### GOAL OF THE EXERCISE
Write the data out again, character for character, with no images.

• • •

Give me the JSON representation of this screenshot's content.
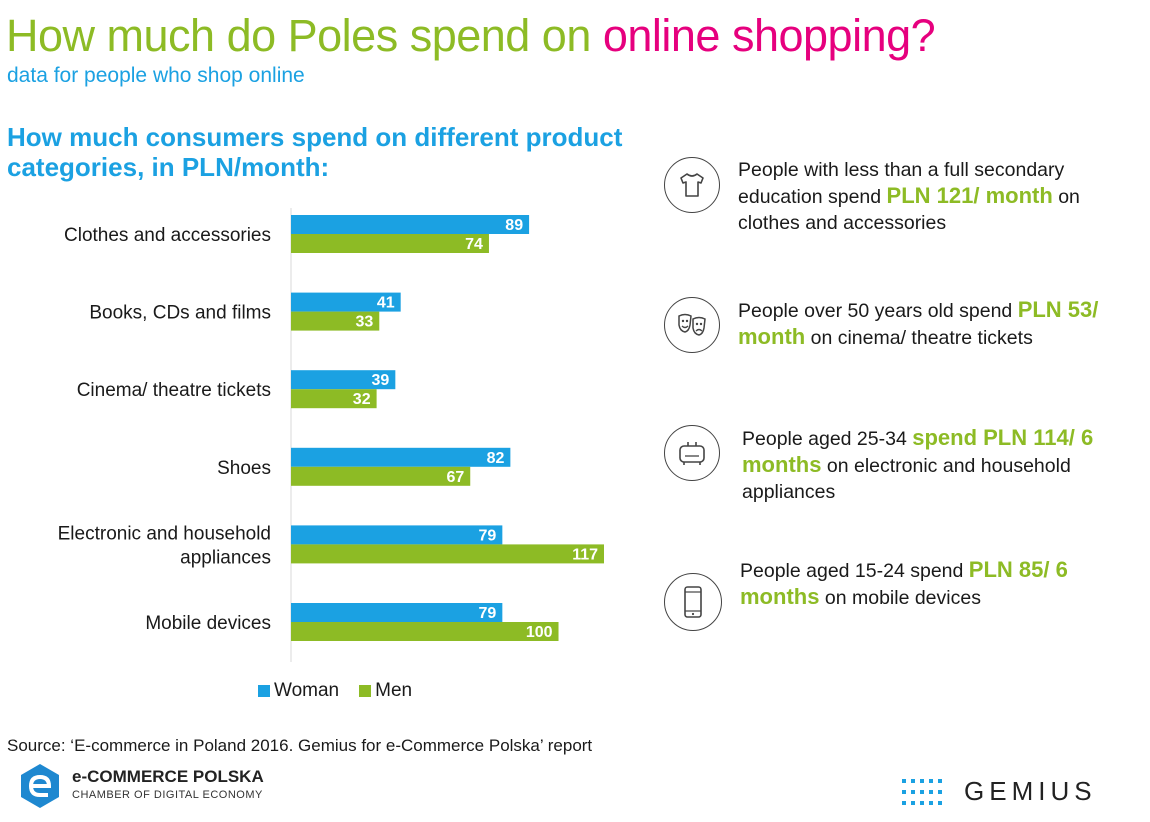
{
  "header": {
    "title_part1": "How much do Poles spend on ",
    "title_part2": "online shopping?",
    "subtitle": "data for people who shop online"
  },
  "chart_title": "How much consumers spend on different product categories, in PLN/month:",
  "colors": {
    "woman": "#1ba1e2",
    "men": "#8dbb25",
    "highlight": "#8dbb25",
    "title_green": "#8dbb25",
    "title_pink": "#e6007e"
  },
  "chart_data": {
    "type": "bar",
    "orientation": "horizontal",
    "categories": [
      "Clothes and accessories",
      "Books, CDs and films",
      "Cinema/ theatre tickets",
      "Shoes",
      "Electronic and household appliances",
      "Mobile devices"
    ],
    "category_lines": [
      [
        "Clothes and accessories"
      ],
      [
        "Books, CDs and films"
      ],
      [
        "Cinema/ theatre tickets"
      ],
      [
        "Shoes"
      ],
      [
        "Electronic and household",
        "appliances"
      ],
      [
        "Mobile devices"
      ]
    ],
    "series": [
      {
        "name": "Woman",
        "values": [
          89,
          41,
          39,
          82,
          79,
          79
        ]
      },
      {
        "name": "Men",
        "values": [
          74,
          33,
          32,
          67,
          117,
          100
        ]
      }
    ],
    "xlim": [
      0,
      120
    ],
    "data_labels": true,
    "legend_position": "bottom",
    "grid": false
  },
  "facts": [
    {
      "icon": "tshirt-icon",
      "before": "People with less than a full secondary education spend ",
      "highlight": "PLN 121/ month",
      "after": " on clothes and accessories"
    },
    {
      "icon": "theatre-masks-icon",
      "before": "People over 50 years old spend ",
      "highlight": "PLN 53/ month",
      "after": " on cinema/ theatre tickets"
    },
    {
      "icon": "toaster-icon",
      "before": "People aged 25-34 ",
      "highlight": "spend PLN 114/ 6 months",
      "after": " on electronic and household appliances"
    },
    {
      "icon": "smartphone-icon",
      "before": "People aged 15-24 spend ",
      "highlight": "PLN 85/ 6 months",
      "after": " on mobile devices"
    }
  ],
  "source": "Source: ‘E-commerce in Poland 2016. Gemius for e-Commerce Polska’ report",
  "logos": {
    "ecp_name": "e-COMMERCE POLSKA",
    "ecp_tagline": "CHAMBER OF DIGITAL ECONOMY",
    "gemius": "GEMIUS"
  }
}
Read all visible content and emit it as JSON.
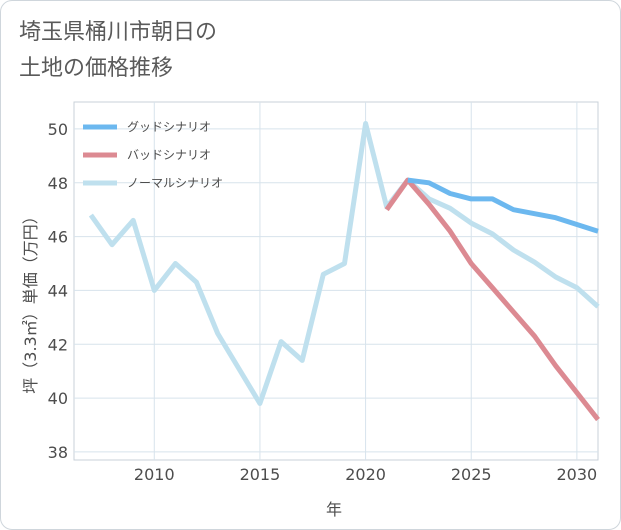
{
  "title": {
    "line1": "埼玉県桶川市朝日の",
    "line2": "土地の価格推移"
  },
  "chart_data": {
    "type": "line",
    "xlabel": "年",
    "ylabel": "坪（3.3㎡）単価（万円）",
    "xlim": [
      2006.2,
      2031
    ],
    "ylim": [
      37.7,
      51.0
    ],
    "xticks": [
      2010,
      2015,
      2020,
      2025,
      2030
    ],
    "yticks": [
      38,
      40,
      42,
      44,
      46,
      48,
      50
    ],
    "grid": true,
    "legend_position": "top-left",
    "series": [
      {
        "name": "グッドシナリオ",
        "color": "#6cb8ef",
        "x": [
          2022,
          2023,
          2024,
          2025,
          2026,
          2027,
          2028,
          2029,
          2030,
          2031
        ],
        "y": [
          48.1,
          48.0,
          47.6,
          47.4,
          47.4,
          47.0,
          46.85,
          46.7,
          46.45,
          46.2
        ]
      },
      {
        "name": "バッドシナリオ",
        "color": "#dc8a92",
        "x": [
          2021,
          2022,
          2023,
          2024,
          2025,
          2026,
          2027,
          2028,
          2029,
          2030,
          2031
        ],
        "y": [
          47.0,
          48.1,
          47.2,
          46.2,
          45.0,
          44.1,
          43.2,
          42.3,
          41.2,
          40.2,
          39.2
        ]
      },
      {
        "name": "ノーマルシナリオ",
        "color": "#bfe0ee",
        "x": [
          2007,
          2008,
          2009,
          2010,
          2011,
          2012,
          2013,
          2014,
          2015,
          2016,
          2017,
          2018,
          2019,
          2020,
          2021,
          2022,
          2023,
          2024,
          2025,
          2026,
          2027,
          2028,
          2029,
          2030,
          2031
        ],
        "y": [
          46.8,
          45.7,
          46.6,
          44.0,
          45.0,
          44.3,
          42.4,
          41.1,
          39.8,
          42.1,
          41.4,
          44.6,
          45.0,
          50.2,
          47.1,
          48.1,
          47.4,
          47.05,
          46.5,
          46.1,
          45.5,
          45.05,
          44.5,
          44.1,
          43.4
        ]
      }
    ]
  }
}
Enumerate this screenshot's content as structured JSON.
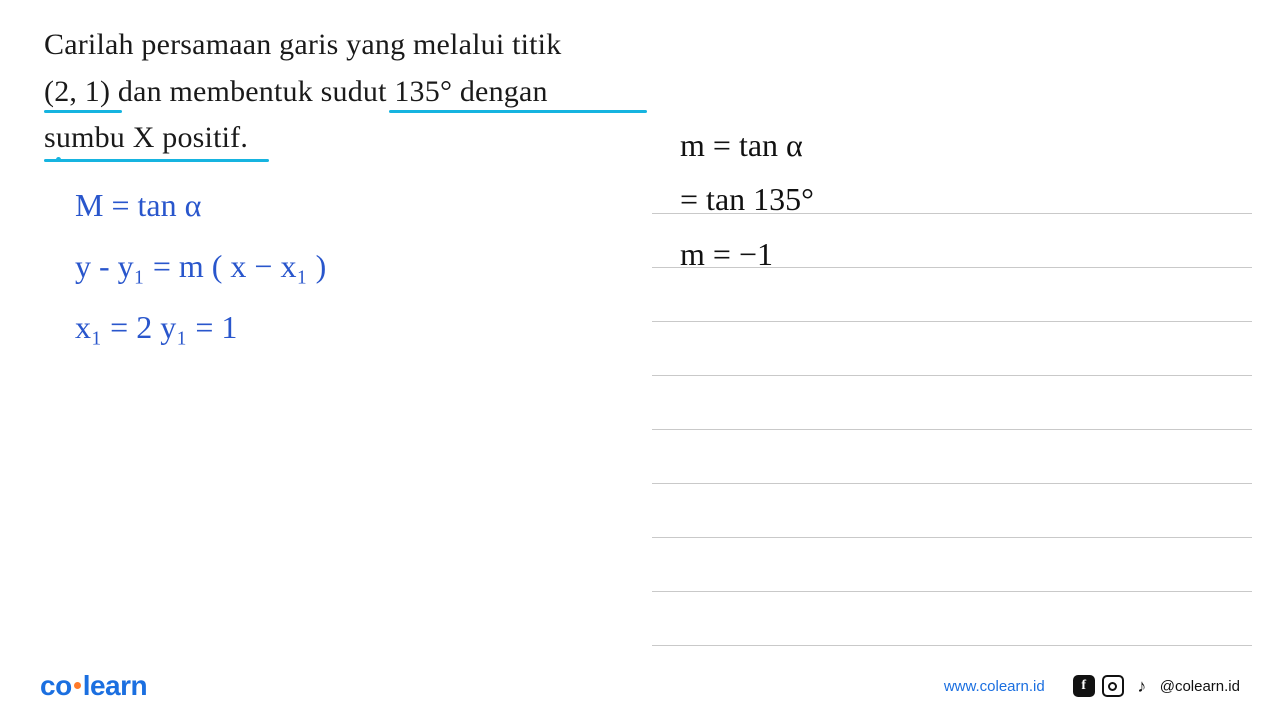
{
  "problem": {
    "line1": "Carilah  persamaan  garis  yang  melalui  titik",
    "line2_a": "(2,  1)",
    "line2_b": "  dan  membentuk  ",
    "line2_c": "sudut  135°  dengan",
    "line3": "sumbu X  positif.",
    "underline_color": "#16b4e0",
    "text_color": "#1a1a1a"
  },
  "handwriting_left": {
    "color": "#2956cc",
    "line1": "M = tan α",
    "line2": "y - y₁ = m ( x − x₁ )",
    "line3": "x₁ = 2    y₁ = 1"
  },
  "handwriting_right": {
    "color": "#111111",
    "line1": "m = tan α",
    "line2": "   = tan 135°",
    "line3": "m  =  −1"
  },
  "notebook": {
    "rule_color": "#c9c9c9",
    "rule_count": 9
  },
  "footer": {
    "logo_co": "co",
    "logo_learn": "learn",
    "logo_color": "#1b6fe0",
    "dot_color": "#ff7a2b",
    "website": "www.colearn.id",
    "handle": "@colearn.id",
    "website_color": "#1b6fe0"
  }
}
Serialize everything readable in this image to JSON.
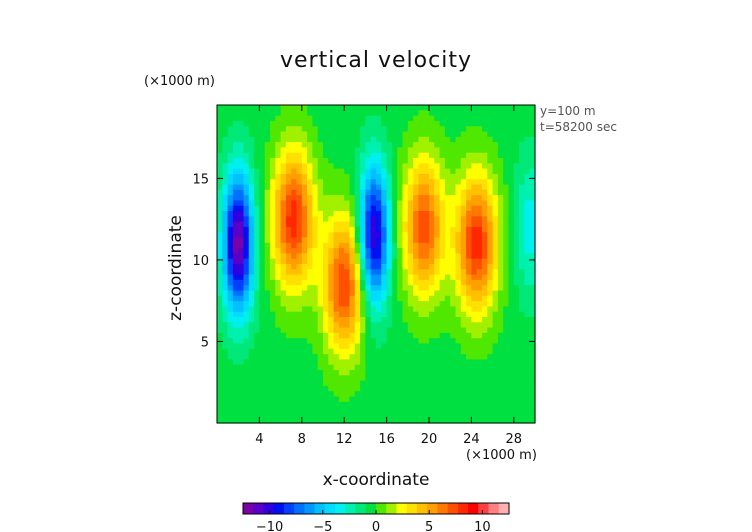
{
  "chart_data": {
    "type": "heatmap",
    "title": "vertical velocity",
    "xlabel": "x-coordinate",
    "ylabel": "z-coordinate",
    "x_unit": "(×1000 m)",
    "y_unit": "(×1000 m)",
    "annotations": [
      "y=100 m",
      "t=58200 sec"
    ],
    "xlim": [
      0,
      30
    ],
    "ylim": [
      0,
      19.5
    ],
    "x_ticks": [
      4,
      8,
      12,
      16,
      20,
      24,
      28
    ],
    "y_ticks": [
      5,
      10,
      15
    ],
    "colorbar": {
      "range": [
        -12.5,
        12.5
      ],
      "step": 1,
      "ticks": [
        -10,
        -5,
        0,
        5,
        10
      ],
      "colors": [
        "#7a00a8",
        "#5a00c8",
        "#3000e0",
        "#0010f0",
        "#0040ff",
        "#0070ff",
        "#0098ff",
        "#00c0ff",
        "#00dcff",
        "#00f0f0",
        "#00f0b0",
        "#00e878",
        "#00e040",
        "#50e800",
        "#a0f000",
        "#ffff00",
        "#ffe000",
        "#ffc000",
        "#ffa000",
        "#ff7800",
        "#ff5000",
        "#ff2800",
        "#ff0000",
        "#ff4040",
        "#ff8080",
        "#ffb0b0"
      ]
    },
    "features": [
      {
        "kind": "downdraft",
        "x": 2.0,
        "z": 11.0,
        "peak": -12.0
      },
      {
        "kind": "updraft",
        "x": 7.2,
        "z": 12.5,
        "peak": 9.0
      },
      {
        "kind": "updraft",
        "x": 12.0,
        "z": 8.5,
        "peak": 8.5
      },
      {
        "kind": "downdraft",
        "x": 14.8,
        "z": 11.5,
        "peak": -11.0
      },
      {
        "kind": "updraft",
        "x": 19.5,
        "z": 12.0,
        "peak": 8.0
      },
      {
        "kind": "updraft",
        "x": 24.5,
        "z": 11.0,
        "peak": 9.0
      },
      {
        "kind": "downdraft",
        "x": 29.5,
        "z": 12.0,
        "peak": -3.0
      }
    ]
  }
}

• • •

### ANSWER TO THE TASK
Give me the JSON representation of this screenshot's content.
{
  "header": {
    "title_part1": "How much do Poles spend on ",
    "title_part2": "online shopping?",
    "subtitle": "data for people who shop online"
  },
  "chart_title": "How much consumers spend on different product categories, in PLN/month:",
  "colors": {
    "woman": "#1ba1e2",
    "men": "#8dbb25",
    "highlight": "#8dbb25",
    "title_green": "#8dbb25",
    "title_pink": "#e6007e"
  },
  "chart_data": {
    "type": "bar",
    "orientation": "horizontal",
    "categories": [
      "Clothes and accessories",
      "Books, CDs and films",
      "Cinema/ theatre tickets",
      "Shoes",
      "Electronic and household appliances",
      "Mobile devices"
    ],
    "category_lines": [
      [
        "Clothes and accessories"
      ],
      [
        "Books, CDs and films"
      ],
      [
        "Cinema/ theatre tickets"
      ],
      [
        "Shoes"
      ],
      [
        "Electronic and household",
        "appliances"
      ],
      [
        "Mobile devices"
      ]
    ],
    "series": [
      {
        "name": "Woman",
        "values": [
          89,
          41,
          39,
          82,
          79,
          79
        ]
      },
      {
        "name": "Men",
        "values": [
          74,
          33,
          32,
          67,
          117,
          100
        ]
      }
    ],
    "xlim": [
      0,
      120
    ],
    "data_labels": true,
    "legend_position": "bottom",
    "grid": false
  },
  "facts": [
    {
      "icon": "tshirt-icon",
      "before": "People with less than a full secondary education spend ",
      "highlight": "PLN 121/ month",
      "after": " on clothes and accessories"
    },
    {
      "icon": "theatre-masks-icon",
      "before": "People over 50 years old spend ",
      "highlight": "PLN 53/ month",
      "after": " on cinema/ theatre tickets"
    },
    {
      "icon": "toaster-icon",
      "before": "People aged 25-34 ",
      "highlight": "spend PLN 114/ 6 months",
      "after": " on electronic and household appliances"
    },
    {
      "icon": "smartphone-icon",
      "before": "People aged 15-24 spend ",
      "highlight": "PLN 85/ 6 months",
      "after": " on mobile devices"
    }
  ],
  "source": "Source: ‘E-commerce in Poland 2016. Gemius for e-Commerce Polska’ report",
  "logos": {
    "ecp_name": "e-COMMERCE POLSKA",
    "ecp_tagline": "CHAMBER OF DIGITAL ECONOMY",
    "gemius": "GEMIUS"
  }
}
Read all visible content and emit it as JSON.
{
  "title": {
    "line1": "埼玉県桶川市朝日の",
    "line2": "土地の価格推移"
  },
  "chart_data": {
    "type": "line",
    "xlabel": "年",
    "ylabel": "坪（3.3㎡）単価（万円）",
    "xlim": [
      2006.2,
      2031
    ],
    "ylim": [
      37.7,
      51.0
    ],
    "xticks": [
      2010,
      2015,
      2020,
      2025,
      2030
    ],
    "yticks": [
      38,
      40,
      42,
      44,
      46,
      48,
      50
    ],
    "grid": true,
    "legend_position": "top-left",
    "series": [
      {
        "name": "グッドシナリオ",
        "color": "#6cb8ef",
        "x": [
          2022,
          2023,
          2024,
          2025,
          2026,
          2027,
          2028,
          2029,
          2030,
          2031
        ],
        "y": [
          48.1,
          48.0,
          47.6,
          47.4,
          47.4,
          47.0,
          46.85,
          46.7,
          46.45,
          46.2
        ]
      },
      {
        "name": "バッドシナリオ",
        "color": "#dc8a92",
        "x": [
          2021,
          2022,
          2023,
          2024,
          2025,
          2026,
          2027,
          2028,
          2029,
          2030,
          2031
        ],
        "y": [
          47.0,
          48.1,
          47.2,
          46.2,
          45.0,
          44.1,
          43.2,
          42.3,
          41.2,
          40.2,
          39.2
        ]
      },
      {
        "name": "ノーマルシナリオ",
        "color": "#bfe0ee",
        "x": [
          2007,
          2008,
          2009,
          2010,
          2011,
          2012,
          2013,
          2014,
          2015,
          2016,
          2017,
          2018,
          2019,
          2020,
          2021,
          2022,
          2023,
          2024,
          2025,
          2026,
          2027,
          2028,
          2029,
          2030,
          2031
        ],
        "y": [
          46.8,
          45.7,
          46.6,
          44.0,
          45.0,
          44.3,
          42.4,
          41.1,
          39.8,
          42.1,
          41.4,
          44.6,
          45.0,
          50.2,
          47.1,
          48.1,
          47.4,
          47.05,
          46.5,
          46.1,
          45.5,
          45.05,
          44.5,
          44.1,
          43.4
        ]
      }
    ]
  }
}
Enumerate this screenshot's content as structured JSON.
{
  "problem": {
    "line1": "Carilah  persamaan  garis  yang  melalui  titik",
    "line2_a": "(2,  1)",
    "line2_b": "  dan  membentuk  ",
    "line2_c": "sudut  135°  dengan",
    "line3": "sumbu X  positif.",
    "underline_color": "#16b4e0",
    "text_color": "#1a1a1a"
  },
  "handwriting_left": {
    "color": "#2956cc",
    "line1": "M = tan α",
    "line2": "y - y₁ = m ( x − x₁ )",
    "line3": "x₁ = 2    y₁ = 1"
  },
  "handwriting_right": {
    "color": "#111111",
    "line1": "m = tan α",
    "line2": "   = tan 135°",
    "line3": "m  =  −1"
  },
  "notebook": {
    "rule_color": "#c9c9c9",
    "rule_count": 9
  },
  "footer": {
    "logo_co": "co",
    "logo_learn": "learn",
    "logo_color": "#1b6fe0",
    "dot_color": "#ff7a2b",
    "website": "www.colearn.id",
    "handle": "@colearn.id",
    "website_color": "#1b6fe0"
  }
}
Serialize everything readable in this image to JSON.
{
  "chart_data": {
    "type": "heatmap",
    "title": "vertical velocity",
    "xlabel": "x-coordinate",
    "ylabel": "z-coordinate",
    "x_unit": "(×1000 m)",
    "y_unit": "(×1000 m)",
    "annotations": [
      "y=100 m",
      "t=58200 sec"
    ],
    "xlim": [
      0,
      30
    ],
    "ylim": [
      0,
      19.5
    ],
    "x_ticks": [
      4,
      8,
      12,
      16,
      20,
      24,
      28
    ],
    "y_ticks": [
      5,
      10,
      15
    ],
    "colorbar": {
      "range": [
        -12.5,
        12.5
      ],
      "step": 1,
      "ticks": [
        -10,
        -5,
        0,
        5,
        10
      ],
      "colors": [
        "#7a00a8",
        "#5a00c8",
        "#3000e0",
        "#0010f0",
        "#0040ff",
        "#0070ff",
        "#0098ff",
        "#00c0ff",
        "#00dcff",
        "#00f0f0",
        "#00f0b0",
        "#00e878",
        "#00e040",
        "#50e800",
        "#a0f000",
        "#ffff00",
        "#ffe000",
        "#ffc000",
        "#ffa000",
        "#ff7800",
        "#ff5000",
        "#ff2800",
        "#ff0000",
        "#ff4040",
        "#ff8080",
        "#ffb0b0"
      ]
    },
    "features": [
      {
        "kind": "downdraft",
        "x": 2.0,
        "z": 11.0,
        "peak": -12.0
      },
      {
        "kind": "updraft",
        "x": 7.2,
        "z": 12.5,
        "peak": 9.0
      },
      {
        "kind": "updraft",
        "x": 12.0,
        "z": 8.5,
        "peak": 8.5
      },
      {
        "kind": "downdraft",
        "x": 14.8,
        "z": 11.5,
        "peak": -11.0
      },
      {
        "kind": "updraft",
        "x": 19.5,
        "z": 12.0,
        "peak": 8.0
      },
      {
        "kind": "updraft",
        "x": 24.5,
        "z": 11.0,
        "peak": 9.0
      },
      {
        "kind": "downdraft",
        "x": 29.5,
        "z": 12.0,
        "peak": -3.0
      }
    ]
  }
}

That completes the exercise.